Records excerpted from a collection
--- START ---
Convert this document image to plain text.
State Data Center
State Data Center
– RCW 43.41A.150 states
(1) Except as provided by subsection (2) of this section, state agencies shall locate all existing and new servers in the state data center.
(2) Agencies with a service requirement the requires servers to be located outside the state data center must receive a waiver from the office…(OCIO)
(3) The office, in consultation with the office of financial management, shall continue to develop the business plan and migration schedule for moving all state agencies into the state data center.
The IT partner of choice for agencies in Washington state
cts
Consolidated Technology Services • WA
--- END ---
▸ **What you should do**
Above are the records; retype every one exactly.

▸ **Task output**
Convert this document image to plain text.
State Data Center
State Data Center
– RCW 43.41A.150 states
(1) Except as provided by subsection (2) of this section, state agencies shall locate all existing and new servers in the state data center.
(2) Agencies with a service requirement the requires servers to be located outside the state data center must receive a waiver from the office…(OCIO)
(3) The office, in consultation with the office of financial management, shall continue to develop the business plan and migration schedule for moving all state agencies into the state data center.
The IT partner of choice for agencies in Washington state
cts
Consolidated Technology Services • WA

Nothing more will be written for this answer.